[start Data provided]
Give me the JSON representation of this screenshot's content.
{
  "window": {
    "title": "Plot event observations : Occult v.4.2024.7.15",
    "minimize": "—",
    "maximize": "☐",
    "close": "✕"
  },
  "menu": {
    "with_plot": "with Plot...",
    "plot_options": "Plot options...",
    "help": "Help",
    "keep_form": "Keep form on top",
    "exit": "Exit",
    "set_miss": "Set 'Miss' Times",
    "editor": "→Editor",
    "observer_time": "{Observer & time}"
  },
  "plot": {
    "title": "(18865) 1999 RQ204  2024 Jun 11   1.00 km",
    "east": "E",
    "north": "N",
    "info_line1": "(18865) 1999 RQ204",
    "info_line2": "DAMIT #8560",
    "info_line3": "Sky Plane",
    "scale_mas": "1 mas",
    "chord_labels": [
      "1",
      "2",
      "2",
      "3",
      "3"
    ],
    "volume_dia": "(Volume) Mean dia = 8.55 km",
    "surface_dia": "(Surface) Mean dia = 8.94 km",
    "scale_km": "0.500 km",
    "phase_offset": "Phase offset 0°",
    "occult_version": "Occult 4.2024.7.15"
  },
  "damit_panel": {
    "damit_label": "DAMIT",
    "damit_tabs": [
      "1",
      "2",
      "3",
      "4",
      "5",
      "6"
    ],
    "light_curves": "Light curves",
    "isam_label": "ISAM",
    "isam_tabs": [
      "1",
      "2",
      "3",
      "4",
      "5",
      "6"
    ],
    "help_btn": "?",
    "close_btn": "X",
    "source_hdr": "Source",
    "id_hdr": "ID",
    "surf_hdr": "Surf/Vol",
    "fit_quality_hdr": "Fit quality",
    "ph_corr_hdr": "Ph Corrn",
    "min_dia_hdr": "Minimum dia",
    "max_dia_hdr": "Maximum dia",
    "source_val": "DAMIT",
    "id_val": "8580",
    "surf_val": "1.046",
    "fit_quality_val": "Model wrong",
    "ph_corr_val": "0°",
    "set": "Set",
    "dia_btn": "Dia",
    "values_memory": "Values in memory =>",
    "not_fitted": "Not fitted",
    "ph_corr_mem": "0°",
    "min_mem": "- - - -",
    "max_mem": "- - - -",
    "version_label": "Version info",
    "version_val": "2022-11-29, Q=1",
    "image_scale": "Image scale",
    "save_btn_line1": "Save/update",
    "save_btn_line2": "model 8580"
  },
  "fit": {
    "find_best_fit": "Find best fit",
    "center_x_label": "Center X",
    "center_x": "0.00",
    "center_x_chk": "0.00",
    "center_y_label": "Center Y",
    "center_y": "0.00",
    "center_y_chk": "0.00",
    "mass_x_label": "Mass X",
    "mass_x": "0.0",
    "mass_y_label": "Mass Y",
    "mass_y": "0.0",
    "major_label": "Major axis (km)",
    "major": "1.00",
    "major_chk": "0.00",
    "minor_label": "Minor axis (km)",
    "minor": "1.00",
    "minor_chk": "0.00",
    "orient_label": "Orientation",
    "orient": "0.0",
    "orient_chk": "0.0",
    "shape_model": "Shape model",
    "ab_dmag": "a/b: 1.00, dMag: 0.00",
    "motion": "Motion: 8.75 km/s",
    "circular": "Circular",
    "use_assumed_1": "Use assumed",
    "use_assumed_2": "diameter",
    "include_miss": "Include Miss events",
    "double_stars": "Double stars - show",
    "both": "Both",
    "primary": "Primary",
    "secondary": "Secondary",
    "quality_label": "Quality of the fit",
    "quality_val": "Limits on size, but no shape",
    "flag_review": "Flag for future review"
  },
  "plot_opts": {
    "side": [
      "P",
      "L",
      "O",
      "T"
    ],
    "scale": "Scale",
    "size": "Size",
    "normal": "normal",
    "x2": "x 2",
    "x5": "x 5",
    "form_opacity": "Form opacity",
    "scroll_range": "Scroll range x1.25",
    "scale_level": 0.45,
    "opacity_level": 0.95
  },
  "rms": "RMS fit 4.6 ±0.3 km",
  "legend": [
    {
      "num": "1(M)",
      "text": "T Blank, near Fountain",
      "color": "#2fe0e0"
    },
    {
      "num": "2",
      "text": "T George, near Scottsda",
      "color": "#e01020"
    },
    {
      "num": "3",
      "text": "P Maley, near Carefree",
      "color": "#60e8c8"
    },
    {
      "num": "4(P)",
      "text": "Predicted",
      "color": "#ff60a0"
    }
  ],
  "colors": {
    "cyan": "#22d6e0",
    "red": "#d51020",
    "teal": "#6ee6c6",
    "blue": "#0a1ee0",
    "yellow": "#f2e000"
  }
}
[end Data provided]
= Goal =
Each line that has the word "text" should be copied.

= Exercise solution =
      "text": "T Blank, near Fountain",
      "text": "T George, near Scottsda",
      "text": "P Maley, near Carefree",
      "text": "Predicted",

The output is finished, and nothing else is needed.